Dataset:

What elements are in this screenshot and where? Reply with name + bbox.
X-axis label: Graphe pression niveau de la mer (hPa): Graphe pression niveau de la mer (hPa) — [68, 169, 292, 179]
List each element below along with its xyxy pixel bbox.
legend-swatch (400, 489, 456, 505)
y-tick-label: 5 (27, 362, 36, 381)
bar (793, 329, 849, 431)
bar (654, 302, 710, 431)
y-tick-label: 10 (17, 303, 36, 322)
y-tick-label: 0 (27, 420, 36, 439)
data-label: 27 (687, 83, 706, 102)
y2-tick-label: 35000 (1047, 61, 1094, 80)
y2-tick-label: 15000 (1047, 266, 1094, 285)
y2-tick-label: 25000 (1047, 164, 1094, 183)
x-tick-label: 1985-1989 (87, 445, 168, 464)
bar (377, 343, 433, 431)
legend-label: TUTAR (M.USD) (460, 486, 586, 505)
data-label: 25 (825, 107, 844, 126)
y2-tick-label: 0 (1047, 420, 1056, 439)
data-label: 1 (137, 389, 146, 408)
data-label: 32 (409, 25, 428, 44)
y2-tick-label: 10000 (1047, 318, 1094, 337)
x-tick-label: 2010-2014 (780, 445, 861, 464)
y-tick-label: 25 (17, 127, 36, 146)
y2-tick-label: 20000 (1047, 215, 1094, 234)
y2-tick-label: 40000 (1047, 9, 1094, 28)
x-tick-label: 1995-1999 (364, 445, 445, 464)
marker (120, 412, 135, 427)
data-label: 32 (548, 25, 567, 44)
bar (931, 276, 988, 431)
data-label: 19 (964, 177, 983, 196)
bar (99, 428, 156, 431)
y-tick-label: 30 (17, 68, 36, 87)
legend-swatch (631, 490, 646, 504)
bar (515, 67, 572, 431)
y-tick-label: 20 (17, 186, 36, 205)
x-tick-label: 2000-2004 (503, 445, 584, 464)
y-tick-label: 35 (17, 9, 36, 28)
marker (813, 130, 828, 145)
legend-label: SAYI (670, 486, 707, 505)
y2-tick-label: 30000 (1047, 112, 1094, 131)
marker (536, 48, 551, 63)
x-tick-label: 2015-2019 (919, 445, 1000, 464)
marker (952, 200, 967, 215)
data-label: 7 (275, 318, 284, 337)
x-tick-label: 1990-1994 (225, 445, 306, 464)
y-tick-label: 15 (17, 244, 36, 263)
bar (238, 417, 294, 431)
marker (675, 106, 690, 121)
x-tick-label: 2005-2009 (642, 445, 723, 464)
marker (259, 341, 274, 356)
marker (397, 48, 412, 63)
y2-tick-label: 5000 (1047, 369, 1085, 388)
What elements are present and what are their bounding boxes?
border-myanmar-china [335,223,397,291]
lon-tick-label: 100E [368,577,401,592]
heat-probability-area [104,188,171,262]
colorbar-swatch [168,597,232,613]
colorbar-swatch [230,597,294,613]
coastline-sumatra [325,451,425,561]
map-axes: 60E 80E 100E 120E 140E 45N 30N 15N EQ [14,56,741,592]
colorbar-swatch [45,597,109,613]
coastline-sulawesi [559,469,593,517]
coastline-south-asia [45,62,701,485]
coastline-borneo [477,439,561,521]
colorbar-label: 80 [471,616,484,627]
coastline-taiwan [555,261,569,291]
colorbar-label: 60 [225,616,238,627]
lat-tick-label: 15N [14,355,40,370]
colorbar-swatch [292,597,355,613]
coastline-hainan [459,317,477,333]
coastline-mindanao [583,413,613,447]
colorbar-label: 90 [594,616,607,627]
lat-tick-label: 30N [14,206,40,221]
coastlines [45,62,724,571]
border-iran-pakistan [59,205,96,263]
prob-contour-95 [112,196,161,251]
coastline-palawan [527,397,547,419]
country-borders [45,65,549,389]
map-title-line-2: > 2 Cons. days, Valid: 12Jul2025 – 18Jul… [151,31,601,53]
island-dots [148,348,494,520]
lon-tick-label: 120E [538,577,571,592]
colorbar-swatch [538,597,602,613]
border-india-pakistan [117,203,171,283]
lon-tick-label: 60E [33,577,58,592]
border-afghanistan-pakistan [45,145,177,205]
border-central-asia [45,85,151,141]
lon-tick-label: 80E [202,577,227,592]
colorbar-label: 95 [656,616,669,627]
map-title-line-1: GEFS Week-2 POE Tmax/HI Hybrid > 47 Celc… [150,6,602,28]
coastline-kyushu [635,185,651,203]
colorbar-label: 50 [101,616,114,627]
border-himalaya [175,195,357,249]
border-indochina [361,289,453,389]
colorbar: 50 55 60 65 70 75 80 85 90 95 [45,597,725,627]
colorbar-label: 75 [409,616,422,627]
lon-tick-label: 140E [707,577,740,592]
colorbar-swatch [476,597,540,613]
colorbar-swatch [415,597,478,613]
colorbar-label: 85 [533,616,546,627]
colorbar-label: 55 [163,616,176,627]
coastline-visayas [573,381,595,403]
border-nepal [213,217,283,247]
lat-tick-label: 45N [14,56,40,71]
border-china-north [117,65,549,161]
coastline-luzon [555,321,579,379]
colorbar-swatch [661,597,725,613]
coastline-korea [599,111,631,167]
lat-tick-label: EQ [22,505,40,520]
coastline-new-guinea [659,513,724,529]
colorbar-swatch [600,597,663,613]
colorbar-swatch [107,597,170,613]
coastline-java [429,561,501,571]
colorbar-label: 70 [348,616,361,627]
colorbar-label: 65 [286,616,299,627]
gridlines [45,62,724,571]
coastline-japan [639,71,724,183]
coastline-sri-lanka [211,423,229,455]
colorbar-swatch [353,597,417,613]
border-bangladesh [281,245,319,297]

Directions for this task: Copy the entries word for word, starting at the very first line and ending with the line that contains "x-tick-label: 1985-1989 (87, 445, 168, 464)", and include both of those lines.

The answer:
What elements are in this screenshot and where? Reply with name + bbox.
X-axis label: Graphe pression niveau de la mer (hPa): Graphe pression niveau de la mer (hPa) — [68, 169, 292, 179]
List each element below along with its xyxy pixel bbox.
legend-swatch (400, 489, 456, 505)
y-tick-label: 5 (27, 362, 36, 381)
bar (793, 329, 849, 431)
bar (654, 302, 710, 431)
y-tick-label: 10 (17, 303, 36, 322)
y-tick-label: 0 (27, 420, 36, 439)
data-label: 27 (687, 83, 706, 102)
y2-tick-label: 35000 (1047, 61, 1094, 80)
y2-tick-label: 15000 (1047, 266, 1094, 285)
y2-tick-label: 25000 (1047, 164, 1094, 183)
x-tick-label: 1985-1989 (87, 445, 168, 464)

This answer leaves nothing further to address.